Power Method for Finding the Largest Eigenvalue

Overview

This example demonstrates the following:

  • how to construct a TpetraCrsMatrix (a distributed sparse matrix);
  • how to modify the entries of a previously constructed TpetraCrsMatrix; and
  • how to use TpetraCrsMatrix and TpetraMultiVector to implement a simple iterative eigensolver (the power method)

This example is a ForTrilinos implementation of the code example associated with Tpetra Lesson 03: Power Method, which should be consulted for background and theory.

Code example

The following code example shows how to fill and compute with a Tpetra sparse matrix, using the procedure discussed in the text above.

Note

In the code example below, it is assumed the the following ForTrilinos modules are used

  • forteuchos: provides interfaces to the Trilinos’ Teuchos package
  • fortpetra: provides interfaces to the Trilinos’ Tpetra package
  • fortpetra_types: provides named constants of type default integer for
    Tpetra data types that can be used as the kind type parameters
! Copyright 2017-2018, UT-Battelle, LLC
!
! SPDX-License-Identifier: BSD-3-Clause
! License-Filename: LICENSE
program main
! --------------------------------------------------------------------------- !
! Power method for estimating the eigenvalue of maximum magnitude of
! a matrix.
!
! We don't intend for you to write your own eigensolvers; the Anasazi
! package provides them.  You should instead see this class as a surrogate
! for a ForTrilinos interface to the Tpetra package.
! --------------------------------------------------------------------------- !
#include "ForTrilinos_config.h"

use iso_fortran_env
use, intrinsic :: iso_c_binding

#include "ForTrilinos.h"

— Required tasks —
1) According to the power method excerpt, which package provides eigensolvers?
2) Return the records exactly, beginning at the line that has "Output each element" and stopping after the line that has "- candle-body: [73, 382, 84, 387]". Leave the picture out.
The excerpt and the records below it come from unrelated sources.

— Listing —
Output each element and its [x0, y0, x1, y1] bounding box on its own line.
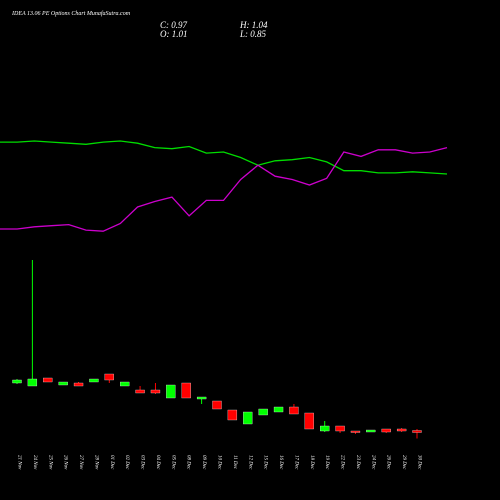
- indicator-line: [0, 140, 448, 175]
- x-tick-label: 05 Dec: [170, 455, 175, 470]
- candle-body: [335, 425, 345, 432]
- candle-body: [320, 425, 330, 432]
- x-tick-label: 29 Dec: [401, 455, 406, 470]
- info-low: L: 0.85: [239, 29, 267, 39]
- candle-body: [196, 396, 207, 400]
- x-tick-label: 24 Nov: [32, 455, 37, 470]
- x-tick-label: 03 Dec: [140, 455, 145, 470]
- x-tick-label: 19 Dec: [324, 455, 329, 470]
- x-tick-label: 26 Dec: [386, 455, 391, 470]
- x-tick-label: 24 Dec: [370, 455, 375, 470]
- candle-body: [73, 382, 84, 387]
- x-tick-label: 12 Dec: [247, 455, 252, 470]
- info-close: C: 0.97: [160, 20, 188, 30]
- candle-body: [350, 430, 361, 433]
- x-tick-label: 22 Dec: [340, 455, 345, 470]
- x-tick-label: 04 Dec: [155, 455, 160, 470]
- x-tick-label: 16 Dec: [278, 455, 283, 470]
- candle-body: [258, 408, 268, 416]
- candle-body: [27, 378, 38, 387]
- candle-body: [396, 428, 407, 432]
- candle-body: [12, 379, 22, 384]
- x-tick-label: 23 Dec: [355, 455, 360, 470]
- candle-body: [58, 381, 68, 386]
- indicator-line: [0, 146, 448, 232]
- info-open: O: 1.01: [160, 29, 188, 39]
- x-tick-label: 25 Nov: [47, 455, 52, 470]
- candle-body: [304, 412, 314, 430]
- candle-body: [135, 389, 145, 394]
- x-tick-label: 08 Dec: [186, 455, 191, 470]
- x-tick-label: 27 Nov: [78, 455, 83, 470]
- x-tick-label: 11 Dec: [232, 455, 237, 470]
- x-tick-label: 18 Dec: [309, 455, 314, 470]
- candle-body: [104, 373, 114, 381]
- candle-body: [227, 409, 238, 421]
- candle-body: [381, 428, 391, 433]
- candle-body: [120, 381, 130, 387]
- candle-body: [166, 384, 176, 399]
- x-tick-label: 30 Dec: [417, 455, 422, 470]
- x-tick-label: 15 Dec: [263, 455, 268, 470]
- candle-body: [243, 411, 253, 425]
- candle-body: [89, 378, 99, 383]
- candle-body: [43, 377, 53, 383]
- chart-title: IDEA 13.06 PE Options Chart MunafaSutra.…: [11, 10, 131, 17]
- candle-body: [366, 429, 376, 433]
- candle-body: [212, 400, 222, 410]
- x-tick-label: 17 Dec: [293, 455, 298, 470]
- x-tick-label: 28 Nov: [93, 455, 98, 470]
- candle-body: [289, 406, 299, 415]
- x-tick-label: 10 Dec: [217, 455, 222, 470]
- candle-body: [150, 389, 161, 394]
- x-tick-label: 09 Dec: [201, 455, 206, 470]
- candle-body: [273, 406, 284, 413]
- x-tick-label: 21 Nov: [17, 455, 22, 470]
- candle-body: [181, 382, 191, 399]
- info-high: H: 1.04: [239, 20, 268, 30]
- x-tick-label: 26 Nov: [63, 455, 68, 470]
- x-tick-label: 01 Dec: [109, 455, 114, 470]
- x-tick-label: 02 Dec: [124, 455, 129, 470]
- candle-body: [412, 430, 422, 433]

...

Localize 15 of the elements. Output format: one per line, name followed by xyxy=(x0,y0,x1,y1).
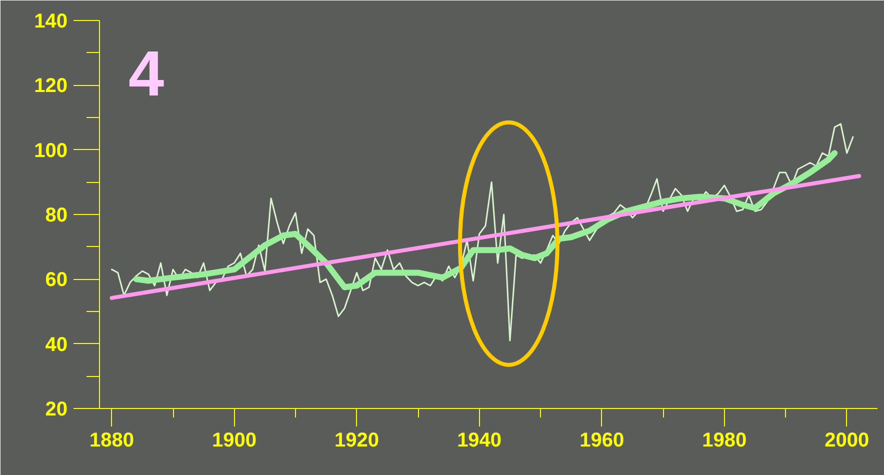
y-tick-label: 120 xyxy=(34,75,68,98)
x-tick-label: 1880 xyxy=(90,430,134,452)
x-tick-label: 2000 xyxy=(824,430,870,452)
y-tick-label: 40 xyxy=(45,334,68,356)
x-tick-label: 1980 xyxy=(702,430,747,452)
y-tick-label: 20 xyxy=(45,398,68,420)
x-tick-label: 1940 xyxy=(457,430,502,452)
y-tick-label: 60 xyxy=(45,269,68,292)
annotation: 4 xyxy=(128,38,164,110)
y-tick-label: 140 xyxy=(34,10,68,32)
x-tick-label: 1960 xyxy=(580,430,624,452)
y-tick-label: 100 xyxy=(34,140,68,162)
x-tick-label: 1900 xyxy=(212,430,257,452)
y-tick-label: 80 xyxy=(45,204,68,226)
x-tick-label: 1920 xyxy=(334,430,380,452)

— Solved problems —
1) The Anasazi package.

2)
Output each element and its [x0, y0, x1, y1] bounding box on its own line.
- indicator-line: [0, 140, 448, 175]
- x-tick-label: 05 Dec: [170, 455, 175, 470]
- candle-body: [335, 425, 345, 432]
- candle-body: [320, 425, 330, 432]
- x-tick-label: 29 Dec: [401, 455, 406, 470]
- info-low: L: 0.85: [239, 29, 267, 39]
- candle-body: [196, 396, 207, 400]
- x-tick-label: 24 Nov: [32, 455, 37, 470]
- x-tick-label: 03 Dec: [140, 455, 145, 470]
- x-tick-label: 19 Dec: [324, 455, 329, 470]
- x-tick-label: 26 Dec: [386, 455, 391, 470]
- x-tick-label: 24 Dec: [370, 455, 375, 470]
- candle-body: [73, 382, 84, 387]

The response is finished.